* [Source records]

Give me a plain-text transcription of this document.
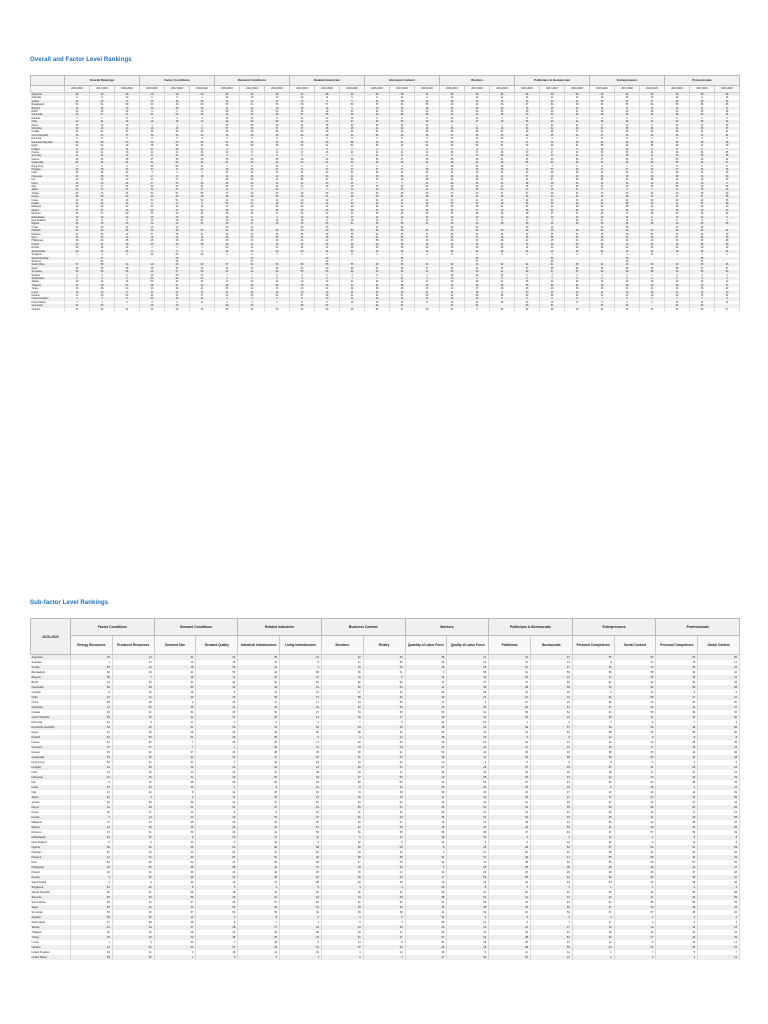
Overall and Factor Level Rankings
	Overall Rankings			Factor Conditions			Demand Conditions			Related Industries			Business Context			Workers			Politicians & Bureaucrats			Entrepreneurs			Professionals		
	2015-2016	2017-2018	2019-2020	2015-2016	2017-2018	2019-2020	2015-2016	2017-2018	2019-2020	2015-2016	2017-2018	2019-2020	2015-2016	2017-2018	2019-2020	2015-2016	2017-2018	2019-2020	2015-2016	2017-2018	2019-2020	2015-2016	2017-2018	2019-2020	2015-2016	2017-2018	2019-2020
Argentina	48	49	49	19	19	20	36	32	38	37	38	42	34	38	31	45	35	35	51	49	50	46	52	50	52	50	50
Australia	9	9	10	6	5	1	15	13	17	13	11	9	8	14	6	14	13	12	11	11	12	15	15	10	15	9	16
Austria	19	20	17	46	46	49	16	16	16	15	9	5	16	18	10	18	15	14	19	20	19	35	23	17	29	26	22
Bangladesh	54	51	59	33	33	60	58	51	56	58	57	59	57	51	55	49	49	36	57	54	53	54	55	54	55	58	55
Belgium	16	16	13	39	36	28	12	12	19	15	14	6	13	16	20	33	30	20	15	15	14	16	17	13	14	11	11
Brazil	44	48	52	5	6	10	58	56	53	45	49	53	52	43	46	46	49	50	46	40	41	39	40	39	40	33	36
Cambodia	53	57	61	54	52	55	42	36	38	57	58	59	49	58	56	32	31	38	53	53	54	58	59	60	58	50	54
Canada	7	7	5	4	4	4	10	11	6	11	12	16	5	6	5	12	12	7	8	8	4	1	2	3	3	7	6
Chile	40	41	39	16	16	13	40	40	36	41	37	37	36	35	26	22	27	18	36	24	21	36	36	30	36	35	44
China	15	13	16	1	1	1	25	28	29	21	28	23	33	23	26	1	1	1	23	22	22	8	10	9	21	13	15
Colombia	50	46	41	16	18	17	57	56	37	47	45	45	41	39	49	38	34	16	51	52	49	34	35	35	44	38	37
Croatia	61	61	57	36	39	28	25	28	25	39	29	32	61	60	56	58	58	57	49	48	47	61	60	60	60	61	61
Czech Republic	36	33	37	39	44	22	32	28	26	26	29	29	29	29	26	47	45	33	42	35	32	47	46	34	26	32	34
Denmark	5	5	3	2	2	2	9	5	4	4	3	5	4	5	3	27	23	22	3	3	3	11	8	4	2	3	3
Dominican Republic	59	59	60	59	53	54	52	54	45	59	59	58	62	61	57	55	60	57	47	36	39	59	60	59	59	60	58
Egypt	52	54	48	38	38	33	55	56	48	56	54	52	50	49	52	50	50	51	50	49	51	55	45	56	48	47	49
Finland	8	10	11	27	20	21	4	4	1	6	5	7	2	1	2	5	4	5	4	6	5	12	14	6	8	6	7
France	22	21	23	42	41	36	19	17	13	17	16	20	21	21	21	36	37	36	17	17	16	25	25	16	26	34	45
Germany	11	11	14	21	17	24	3	4	9	5	7	1	11	11	14	17	13	20	12	13	11	11	16	11	19	15	15
Greece	49	43	38	37	35	30	39	36	30	26	21	26	54	47	36	55	49	51	35	33	30	37	36	37	51	40	41
Guatemala	56	56	54	51	52	46	51	50	46	53	51	50	56	55	54	48	44	45	55	55	48	57	56	58	55	54	57
Hong Kong	3	3	4	56	56	41	7	8	13	2	4	8	1	4	1	29	31	26	7	7	6	9	7	8	5	5	8
Hungary	29	28	33	47	47	41	29	33	37	31	27	27	37	27	38	41	43	45	51	50	60	27	27	22	27	26	26
India	34	29	32	4	4	4	22	24	23	32	33	31	38	43	33	14	12	11	30	28	26	14	13	12	30	27	28
Indonesia	33	35	37	17	17	18	26	26	20	35	43	41	46	25	27	23	26	11	47	40	44	23	25	30	28	23	26
Iran	40	39	40	17	17	6	58	53	47	58	57	51	37	26	59	43	45	44	31	57	60	56	57	58	43	40	43
Israel	12	15	14	57	55	32	22	22	14	12	13	15	7	7	12	26	39	41	18	16	16	12	12	13	12	19	6
Italy	25	27	29	53	51	44	18	13	21	21	18	16	37	32	41	25	20	24	28	27	26	31	29	34	24	23	29
Japan	19	17	21	34	31	27	11	8	12	7	7	10	19	13	12	38	39	40	17	16	17	6	6	7	17	16	14
Jordan	39	40	44	51	51	55	27	40	34	28	29	40	46	48	40	17	30	47	27	29	31	43	40	41	40	39	40
Kenya	58	58	52	49	40	49	48	49	50	49	51	49	50	51	45	53	54	46	42	42	42	48	49	47	57	57	58
Korea	23	25	26	50	51	53	14	16	11	20	22	17	24	14	20	44	41	27	24	30	30	21	22	20	22	19	25
Kuwait	24	26	34	8	8	8	53	51	49	33	34	33	30	31	30	45	52	49	54	56	44	39	38	40	31	35	38
Malaysia	32	28	30	21	20	16	27	29	29	29	29	29	28	41	35	25	25	21	33	32	29	32	28	23	30	23	23
Mexico	37	37	43	20	17	31	38	37	49	35	33	35	43	39	42	35	17	13	50	44	56	33	32	33	33	33	33
Morocco	45	47	50	33	30	35	46	46	41	46	43	42	53	50	44	51	48	45	38	37	37	46	47	48	50	45	46
Netherlands	13	13	12	23	23	16	13	9	2	12	14	13	12	10	13	13	13	13	10	10	10	16	12	8	13	14	5
New Zealand	14	8	8	13	19	22	20	19	18	18	17	19	12	9	13	13	9	6	9	4	22	13	14	17	8	8	6
Nigeria	35	42	45	22	22	31	48	47	38	53	56	61	25	29	41	40	41	49	28	48	45	45	45	48	40	24	25
Oman	31	26	31	13	12		28	21		36	33		27	29		53	52		30	19		40	38		37	34	
Pakistan	51	52	59	52	30	56	52	54	60	60	60	60	48	49	54	54	53	53	49	45	49	62	49	62	58	62	62
Panama	41	45	42	27	25	21	44	44	33	38	38	36	24	34	27	39	39	44	44	45	43	34	29	51	43	42	39
Peru	53	53	51	12	12	14	55	57	53	51	55	51	51	56	57	39	37	19	54	56	50	59	52	60	57	54	55
Philippines	28	32	35	45	43	29	45	43	40	44	42	47	58	54	43	34	31	38	41	45	41	29	31	19	34	27	28
Poland	29	22	28	35	30	25	30	24	26	29	28	28	28	28	29	20	24	21	21	25	25	29	26	29	28	25	26
Russia	38	39	34	3	3	3	40	41	31	34	34	36	59	55	49	45	45	43	44	42	42	54	52	54	42	40	39
Saudi Arabia	33	21	25	9	9	6	34	27	23	30	24	30	32	29	24	36	34	29	24	24	23	51	25	32	40	39	44
Singapore	1	2	3	62	62	62	3	6	7	1	1	6	1	2	4	8	4	9	1	1	2	3	3	11	1	1	1
Slovak Republic		47			29			44			28			34			60			52			36			38	
Slovenia		22			26			27			22			17			37			20			23			31	
South Africa	57	58	49	29	28	29	57	54	56	58	55	55	48	56	52	62	62	62	61	61	59	41	43	50	40	45	48
Spain	45	36	36	45	45	43	23	24	28	22	23	24	24	39	37	42	44	43	37	38	36	30	39	36	36	37	37
Sri Lanka	58	55	55	55	57	55	51	49	48	55	56	56	53	53	51	56	53	51	59	57	57	59	58	58	52	56	53
Sweden	2	3	5	29	29	10	7	7	6	3	3	3	5	5	1	28	33	32	2	2	2	2	4	1	2	3	2
Switzerland	6	6	6	54	54	41	6	5	5	4	6	4	7	11	6	10	9	8	6	6	5	4	5	6	6	4	4
Taiwan	15	14	16	50	46	46	17	20	24	10	19	21	20	12	17	23	26	27	25	22	29	13	18	18	19	16	12
Thailand	27	28	27	28	27	49	28	25	28	25	23	22	23	26	19	16	18	15	35	39	34	18	20	20	18	16	17
Turkey	43	38	40	40	42	41	45	41	43	43	41	39	38	36	40	42	47	29	28	29	33	30	31	31	34	35	32
U.A.E.	10	12	9	11	14	14	24	21	22	18	19	11	26	19	11	21	18	9	13	13	13	11	10	10	11	13	10
Ukraine	47	50	50	43	43	47	31	35	31	37	38	41	39	47	50	44	28	25	60	58	56	31	47	49	44	45	51
United Kingdom	4	4	8	30	32	29	2	3	6	8	10	11	14	11	11	10	10	8	5	5	8	7	8	5	7	7	5
United States	7	7	6	2	2	11	1	1	1	8	6	10	14	15	8	34	42	38	13	15	17	5	4	1	15	11	11
Venezuela	62	62		15	15		60	61		58	62		62	61		57	61		60	61		62	62		62	62	
Vietnam	34	36	32	25	24	45	35	32	30	50	50	49	56	37	28	21	6	24	34	36	40	20	20	40	42	29	37
Sub-factor Level Rankings
2019-2020	Factor Conditions		Demand Conditions		Related Industries		Business Context		Workers		Politicians & Bureaucrats		Entrepreneurs		Professionals	
	Energy Resources	Produced Resources	Demand Size	Demand Quality	Industrial Infrastructure	Living Infrastructure	Structure	Rivalry	Quantity of Labor Force	Quality of Labor Force	Politicians	Bureaucrats	Personal Competence	Social Context	Personal Competence	Social Context
Argentina	19	14	41	34	36	44	40	40	38	21	41	37	55	50	52	50
Australia	1	12	10	15	10	8	11	39	60	16	11	11	8	17	19	12
Austria	55	13	18	33	13	4	16	16	40	26	15	17	10	13	25	22
Bangladesh	60	29	22	55	44	58	50	61	3	58	51	55	56	58	42	42
Belgium	48	7	28	12	16	12	12	6	42	29	20	12	13	15	18	16
Brazil	13	33	31	44	50	50	26	39	27	47	37	48	42	32	54	54
Cambodia	60	38	53	44	45	61	52	60	11	58	48	58	54	60	59	58
Canada	9	10	16	5	13	10	17	16	28	28	20	25	9	12	6	5
Chile	10	21	40	33	39	37	58	36	29	22	21	16	36	58	47	47
China	25	28	2	24	17	17	34	35	17	6	12	20	28	24	20	30
Colombia	11	32	46	31	46	44	42	49	19	32	32	44	47	20	43	37
Croatia	39	22	54	35	52	27	54	25	53	31	59	52	44	55	39	54
Czech Republic	36	16	32	37	23	13	33	17	29	34	36	24	25	31	34	40
Denmark	44	6	17	2	3	4	7	6	42	51	1	2	4	6	7	6
Dominican Republic	52	40	51	59	42	52	54	45	18	43	49	57	39	36	49	50
Egypt	42	49	26	52	49	50	58	45	56	30	54	53	58	56	58	50
Finland	40	50	51	39	35	6	3	10	48	19	6	6	12	6	8	8
France	44	30	7	36	20	17	20	20	50	51	19	16	13	19	28	46
Germany	37	27	7	1	10	12	13	20	32	23	14	10	10	17	16	15
Greece	25	32	37	46	28	25	30	31	53	23	45	33	38	35	43	36
Guatemala	29	55	34	43	47	60	61	53	38	41	53	58	58	60	42	48
Hong Kong	62	61	51	6	10	23	10	20	10	3	5	9	8	5	3	0
Hungary	24	36	42	42	32	24	46	15	27	29	57	36	27	21	23	33
India	31	32	13	41	27	38	33	12	16	32	25	26	29	11	27	23
Indonesia	24	45	42	40	51	43	27	55	10	38	45	43	42	33	33	33
Iran	9	15	48	52	53	34	60	55	20	53	57	61	49	54	48	45
Israel	51	33	22	4	9	21	8	32	29	29	20	19	2	18	4	16
Italy	27	42	8	22	25	16	34	18	30	23	15	37	43	33	14	39
Japan	46	4	4	11	16	15	26	16	41	40	25	21	12	24	46	50
Jordan	51	58	58	41	37	26	40	32	20	42	21	30	32	42	37	44
Kenya	32	59	61	61	57	54	50	53	45	50	34	35	59	58	60	60
Korea	36	47	14	9	8	22	31	33	42	24	42	31	20	20	17	16
Kuwait	6	14	43	43	52	37	51	40	45	51	54	45	45	21	39	58
Malaysia	17	14	38	30	32	30	40	37	19	13	48	32	26	22	28	20
Mexico	21	28	26	32	41	51	42	48	18	25	42	53	21	49	23	35
Morocco	47	51	50	49	41	55	51	35	53	48	47	46	47	57	59	49
Netherlands	34	12	9	20	14	11	5	12	18	33	4	4	12	1	9	8
New Zealand	6	6	24	3	16	9	22	6	14	4	6	16	20	9	11	8
Nigeria	60	50	25	60	60	58	60	58	9	26	49	52	57	54	51	59
Pakistan	57	54	40	54	51	54	33	26	2	61	60	45	59	54	46	46
Panama	12	42	34	54	61	40	38	48	31	51	46	41	55	58	43	43
Peru	54	46	52	41	59	48	47	29	33	47	45	52	55	58	57	53
Philippines	40	50	48	58	44	47	29	40	5	18	38	38	48	40	24	27
Poland	20	31	36	29	34	25	25	23	33	26	26	26	18	36	27	28
Russia	4	30	35	44	46	52	28	34	17	56	58	44	45	55	39	41
Saudi Arabia	3	8	43	19	47	28	42	36	10	32	23	24	34	19	45	40
Singapore	61	62	8	5	2	5	4	4	23	8	3	1	1	1	4	4
Slovak Republic	50	61	56	48	44	42	52	46	35	54	60	46	56	52	55	58
Slovenia	58	36	59	26	21	19	34	29	28	51	41	44	42	41	36	35
South Africa	28	24	57	36	57	56	31	30	61	52	42	42	44	38	55	53
Spain	35	40	23	50	26	21	39	30	36	48	33	40	37	40	49	42
Sri Lanka	53	60	57	53	55	42	53	48	11	52	62	56	57	57	45	45
Sweden	56	16	19	3	9	2	1	6	54	9	5	3	3	2	2	2
Switzerland	37	38	48	9	7	1	5	4	56	14	2	7	11	4	4	4
Taiwan	42	34	27	28	17	24	13	38	20	14	21	17	16	14	12	15
Thailand	26	30	28	42	33	28	33	22	25	16	40	31	26	20	20	26
Turkey	33	43	22	48	30	33	41	37	27	33	48	52	32	27	42	43
U.A.E.	2	6	53	7	18	5	14	8	31	28	30	21	12	6	10	13
Ukraine	14	34	54	51	29	31	57	43	24	18	58	56	44	51	53	51
United Kingdom	49	21	3	18	14	10	4	14	36	9	21	11	4	7	5	7
United States	18	20	1	5	4	1	6	2	27	36	16	12	2	3	6	12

* [Directions] Track down every line holding the string "Slovak" and copy it.

* [Final result]
Slovak Republic		47			29			44			28			34			60			52			36			38	
Slovak Republic	50	61	56	48	44	42	52	46	35	54	60	46	56	52	55	58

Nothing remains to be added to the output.